MATERIAL FOR THIS TASK.
★ ★ ★ ★ ★ ★ ★

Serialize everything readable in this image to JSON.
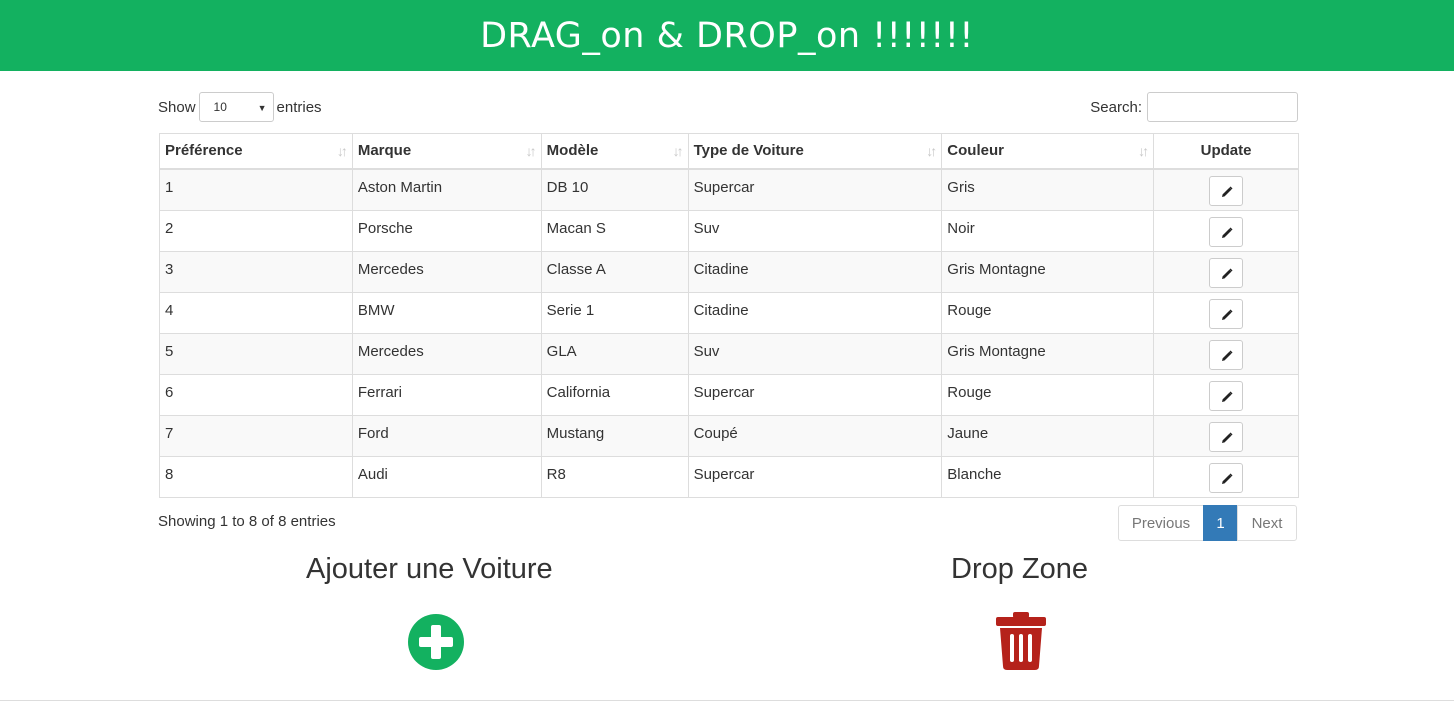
{
  "header": {
    "title": "DRAG_on & DROP_on !!!!!!!"
  },
  "length_menu": {
    "prefix": "Show",
    "value": "10",
    "suffix": "entries"
  },
  "search": {
    "label": "Search:",
    "value": ""
  },
  "table": {
    "columns": [
      "Préférence",
      "Marque",
      "Modèle",
      "Type de Voiture",
      "Couleur",
      "Update"
    ],
    "rows": [
      [
        "1",
        "Aston Martin",
        "DB 10",
        "Supercar",
        "Gris"
      ],
      [
        "2",
        "Porsche",
        "Macan S",
        "Suv",
        "Noir"
      ],
      [
        "3",
        "Mercedes",
        "Classe A",
        "Citadine",
        "Gris Montagne"
      ],
      [
        "4",
        "BMW",
        "Serie 1",
        "Citadine",
        "Rouge"
      ],
      [
        "5",
        "Mercedes",
        "GLA",
        "Suv",
        "Gris Montagne"
      ],
      [
        "6",
        "Ferrari",
        "California",
        "Supercar",
        "Rouge"
      ],
      [
        "7",
        "Ford",
        "Mustang",
        "Coupé",
        "Jaune"
      ],
      [
        "8",
        "Audi",
        "R8",
        "Supercar",
        "Blanche"
      ]
    ]
  },
  "info": "Showing 1 to 8 of 8 entries",
  "pagination": {
    "previous": "Previous",
    "current": "1",
    "next": "Next"
  },
  "add_section": {
    "title": "Ajouter une Voiture",
    "icon": "plus-circle-icon"
  },
  "drop_section": {
    "title": "Drop Zone",
    "icon": "trash-icon"
  },
  "colors": {
    "brand": "#13b160",
    "danger": "#b5221b",
    "active_page": "#337ab7"
  }
}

★ ★ ★ ★ ★ ★ ★

OBJECTIVE.
Each line of the data is to be duplicated exactly; pictures stay out of the copy.

OUTPUT OF THE TASK.
Serialize everything readable in this image to JSON.
{
  "header": {
    "title": "DRAG_on & DROP_on !!!!!!!"
  },
  "length_menu": {
    "prefix": "Show",
    "value": "10",
    "suffix": "entries"
  },
  "search": {
    "label": "Search:",
    "value": ""
  },
  "table": {
    "columns": [
      "Préférence",
      "Marque",
      "Modèle",
      "Type de Voiture",
      "Couleur",
      "Update"
    ],
    "rows": [
      [
        "1",
        "Aston Martin",
        "DB 10",
        "Supercar",
        "Gris"
      ],
      [
        "2",
        "Porsche",
        "Macan S",
        "Suv",
        "Noir"
      ],
      [
        "3",
        "Mercedes",
        "Classe A",
        "Citadine",
        "Gris Montagne"
      ],
      [
        "4",
        "BMW",
        "Serie 1",
        "Citadine",
        "Rouge"
      ],
      [
        "5",
        "Mercedes",
        "GLA",
        "Suv",
        "Gris Montagne"
      ],
      [
        "6",
        "Ferrari",
        "California",
        "Supercar",
        "Rouge"
      ],
      [
        "7",
        "Ford",
        "Mustang",
        "Coupé",
        "Jaune"
      ],
      [
        "8",
        "Audi",
        "R8",
        "Supercar",
        "Blanche"
      ]
    ]
  },
  "info": "Showing 1 to 8 of 8 entries",
  "pagination": {
    "previous": "Previous",
    "current": "1",
    "next": "Next"
  },
  "add_section": {
    "title": "Ajouter une Voiture",
    "icon": "plus-circle-icon"
  },
  "drop_section": {
    "title": "Drop Zone",
    "icon": "trash-icon"
  },
  "colors": {
    "brand": "#13b160",
    "danger": "#b5221b",
    "active_page": "#337ab7"
  }
}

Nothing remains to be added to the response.